THE DATA =

== == ==

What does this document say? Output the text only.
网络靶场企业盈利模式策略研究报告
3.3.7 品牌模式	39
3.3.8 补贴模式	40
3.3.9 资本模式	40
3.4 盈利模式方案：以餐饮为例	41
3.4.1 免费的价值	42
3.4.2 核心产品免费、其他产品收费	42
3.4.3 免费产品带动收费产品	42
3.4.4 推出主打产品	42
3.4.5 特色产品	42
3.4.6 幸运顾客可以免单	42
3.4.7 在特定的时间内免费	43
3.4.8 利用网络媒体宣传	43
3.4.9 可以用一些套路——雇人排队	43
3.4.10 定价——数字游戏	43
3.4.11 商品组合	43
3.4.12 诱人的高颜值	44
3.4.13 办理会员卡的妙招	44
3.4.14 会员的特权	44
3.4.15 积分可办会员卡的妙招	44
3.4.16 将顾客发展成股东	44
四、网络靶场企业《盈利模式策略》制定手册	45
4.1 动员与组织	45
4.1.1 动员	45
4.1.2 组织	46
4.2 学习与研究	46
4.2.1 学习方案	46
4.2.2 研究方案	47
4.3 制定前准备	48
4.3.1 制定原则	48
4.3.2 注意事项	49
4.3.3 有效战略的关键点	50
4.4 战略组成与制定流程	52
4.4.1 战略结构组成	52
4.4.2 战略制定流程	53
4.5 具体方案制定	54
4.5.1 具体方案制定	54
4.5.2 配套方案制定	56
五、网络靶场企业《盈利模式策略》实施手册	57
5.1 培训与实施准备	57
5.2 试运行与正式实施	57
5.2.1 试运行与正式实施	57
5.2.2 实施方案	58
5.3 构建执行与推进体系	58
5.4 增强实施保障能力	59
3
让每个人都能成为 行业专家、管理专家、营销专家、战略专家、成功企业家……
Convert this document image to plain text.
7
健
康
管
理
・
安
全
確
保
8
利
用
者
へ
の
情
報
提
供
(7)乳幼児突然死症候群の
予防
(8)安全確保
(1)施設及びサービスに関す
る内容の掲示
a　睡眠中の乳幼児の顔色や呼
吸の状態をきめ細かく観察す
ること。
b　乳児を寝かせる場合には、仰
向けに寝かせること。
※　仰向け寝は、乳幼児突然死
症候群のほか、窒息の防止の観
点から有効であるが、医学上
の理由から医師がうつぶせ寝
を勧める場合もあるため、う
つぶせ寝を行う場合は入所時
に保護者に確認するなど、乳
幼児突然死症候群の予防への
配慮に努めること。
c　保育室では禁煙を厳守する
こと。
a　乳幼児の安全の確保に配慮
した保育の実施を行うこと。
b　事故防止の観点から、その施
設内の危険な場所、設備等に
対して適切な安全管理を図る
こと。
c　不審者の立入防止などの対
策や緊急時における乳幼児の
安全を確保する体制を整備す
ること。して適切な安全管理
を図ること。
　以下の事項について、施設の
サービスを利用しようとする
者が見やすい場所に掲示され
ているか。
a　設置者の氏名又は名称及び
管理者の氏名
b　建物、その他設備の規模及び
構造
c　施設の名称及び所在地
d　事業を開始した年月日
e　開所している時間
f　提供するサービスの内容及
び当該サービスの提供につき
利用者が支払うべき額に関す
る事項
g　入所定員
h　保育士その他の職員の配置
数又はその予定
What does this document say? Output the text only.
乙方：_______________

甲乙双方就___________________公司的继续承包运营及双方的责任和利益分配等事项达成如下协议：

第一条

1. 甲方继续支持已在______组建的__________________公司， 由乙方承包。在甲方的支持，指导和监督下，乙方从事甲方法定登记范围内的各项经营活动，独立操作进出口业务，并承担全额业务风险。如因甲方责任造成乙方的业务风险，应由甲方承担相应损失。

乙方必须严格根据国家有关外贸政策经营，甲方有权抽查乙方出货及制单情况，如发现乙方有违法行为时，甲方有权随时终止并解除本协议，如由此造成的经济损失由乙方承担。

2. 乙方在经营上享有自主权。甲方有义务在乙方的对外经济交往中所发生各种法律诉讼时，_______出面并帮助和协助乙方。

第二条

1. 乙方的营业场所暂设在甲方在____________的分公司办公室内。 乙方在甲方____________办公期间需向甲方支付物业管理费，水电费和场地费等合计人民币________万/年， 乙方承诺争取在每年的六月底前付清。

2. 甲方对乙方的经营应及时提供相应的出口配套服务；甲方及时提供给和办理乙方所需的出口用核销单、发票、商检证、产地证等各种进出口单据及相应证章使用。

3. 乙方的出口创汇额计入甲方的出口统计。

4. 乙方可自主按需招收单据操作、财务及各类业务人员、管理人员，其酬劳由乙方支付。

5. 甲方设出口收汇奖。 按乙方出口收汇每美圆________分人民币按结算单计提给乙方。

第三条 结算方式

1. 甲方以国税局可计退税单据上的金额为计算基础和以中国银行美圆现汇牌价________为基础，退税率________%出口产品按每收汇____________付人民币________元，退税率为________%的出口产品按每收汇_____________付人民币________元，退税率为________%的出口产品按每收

== == ==

DESCRIPTION OF THE TASK =
Give all the entries again exactly; leave none out.

WRITTEN RESPONSE =
What does this document say? Output the text only.
网络靶场企业盈利模式策略研究报告
3.3.7 品牌模式	39
3.3.8 补贴模式	40
3.3.9 资本模式	40
3.4 盈利模式方案：以餐饮为例	41
3.4.1 免费的价值	42
3.4.2 核心产品免费、其他产品收费	42
3.4.3 免费产品带动收费产品	42
3.4.4 推出主打产品	42
3.4.5 特色产品	42
3.4.6 幸运顾客可以免单	42
3.4.7 在特定的时间内免费	43
3.4.8 利用网络媒体宣传	43
3.4.9 可以用一些套路——雇人排队	43
3.4.10 定价——数字游戏	43
3.4.11 商品组合	43
3.4.12 诱人的高颜值	44
3.4.13 办理会员卡的妙招	44
3.4.14 会员的特权	44
3.4.15 积分可办会员卡的妙招	44
3.4.16 将顾客发展成股东	44
四、网络靶场企业《盈利模式策略》制定手册	45
4.1 动员与组织	45
4.1.1 动员	45
4.1.2 组织	46
4.2 学习与研究	46
4.2.1 学习方案	46
4.2.2 研究方案	47
4.3 制定前准备	48
4.3.1 制定原则	48
4.3.2 注意事项	49
4.3.3 有效战略的关键点	50
4.4 战略组成与制定流程	52
4.4.1 战略结构组成	52
4.4.2 战略制定流程	53
4.5 具体方案制定	54
4.5.1 具体方案制定	54
4.5.2 配套方案制定	56
五、网络靶场企业《盈利模式策略》实施手册	57
5.1 培训与实施准备	57
5.2 试运行与正式实施	57
5.2.1 试运行与正式实施	57
5.2.2 实施方案	58
5.3 构建执行与推进体系	58
5.4 增强实施保障能力	59
3
让每个人都能成为 行业专家、管理专家、营销专家、战略专家、成功企业家……
Convert this document image to plain text.
7
健
康
管
理
・
安
全
確
保
8
利
用
者
へ
の
情
報
提
供
(7)乳幼児突然死症候群の
予防
(8)安全確保
(1)施設及びサービスに関す
る内容の掲示
a　睡眠中の乳幼児の顔色や呼
吸の状態をきめ細かく観察す
ること。
b　乳児を寝かせる場合には、仰
向けに寝かせること。
※　仰向け寝は、乳幼児突然死
症候群のほか、窒息の防止の観
点から有効であるが、医学上
の理由から医師がうつぶせ寝
を勧める場合もあるため、う
つぶせ寝を行う場合は入所時
に保護者に確認するなど、乳
幼児突然死症候群の予防への
配慮に努めること。
c　保育室では禁煙を厳守する
こと。
a　乳幼児の安全の確保に配慮
した保育の実施を行うこと。
b　事故防止の観点から、その施
設内の危険な場所、設備等に
対して適切な安全管理を図る
こと。
c　不審者の立入防止などの対
策や緊急時における乳幼児の
安全を確保する体制を整備す
ること。して適切な安全管理
を図ること。
　以下の事項について、施設の
サービスを利用しようとする
者が見やすい場所に掲示され
ているか。
a　設置者の氏名又は名称及び
管理者の氏名
b　建物、その他設備の規模及び
構造
c　施設の名称及び所在地
d　事業を開始した年月日
e　開所している時間
f　提供するサービスの内容及
び当該サービスの提供につき
利用者が支払うべき額に関す
る事項
g　入所定員
h　保育士その他の職員の配置
数又はその予定
What does this document say? Output the text only.
乙方：_______________

甲乙双方就___________________公司的继续承包运营及双方的责任和利益分配等事项达成如下协议：

第一条

1. 甲方继续支持已在______组建的__________________公司， 由乙方承包。在甲方的支持，指导和监督下，乙方从事甲方法定登记范围内的各项经营活动，独立操作进出口业务，并承担全额业务风险。如因甲方责任造成乙方的业务风险，应由甲方承担相应损失。

乙方必须严格根据国家有关外贸政策经营，甲方有权抽查乙方出货及制单情况，如发现乙方有违法行为时，甲方有权随时终止并解除本协议，如由此造成的经济损失由乙方承担。

2. 乙方在经营上享有自主权。甲方有义务在乙方的对外经济交往中所发生各种法律诉讼时，_______出面并帮助和协助乙方。

第二条

1. 乙方的营业场所暂设在甲方在____________的分公司办公室内。 乙方在甲方____________办公期间需向甲方支付物业管理费，水电费和场地费等合计人民币________万/年， 乙方承诺争取在每年的六月底前付清。

2. 甲方对乙方的经营应及时提供相应的出口配套服务；甲方及时提供给和办理乙方所需的出口用核销单、发票、商检证、产地证等各种进出口单据及相应证章使用。

3. 乙方的出口创汇额计入甲方的出口统计。

4. 乙方可自主按需招收单据操作、财务及各类业务人员、管理人员，其酬劳由乙方支付。

5. 甲方设出口收汇奖。 按乙方出口收汇每美圆________分人民币按结算单计提给乙方。

第三条 结算方式

1. 甲方以国税局可计退税单据上的金额为计算基础和以中国银行美圆现汇牌价________为基础，退税率________%出口产品按每收汇____________付人民币________元，退税率为________%的出口产品按每收汇_____________付人民币________元，退税率为________%的出口产品按每收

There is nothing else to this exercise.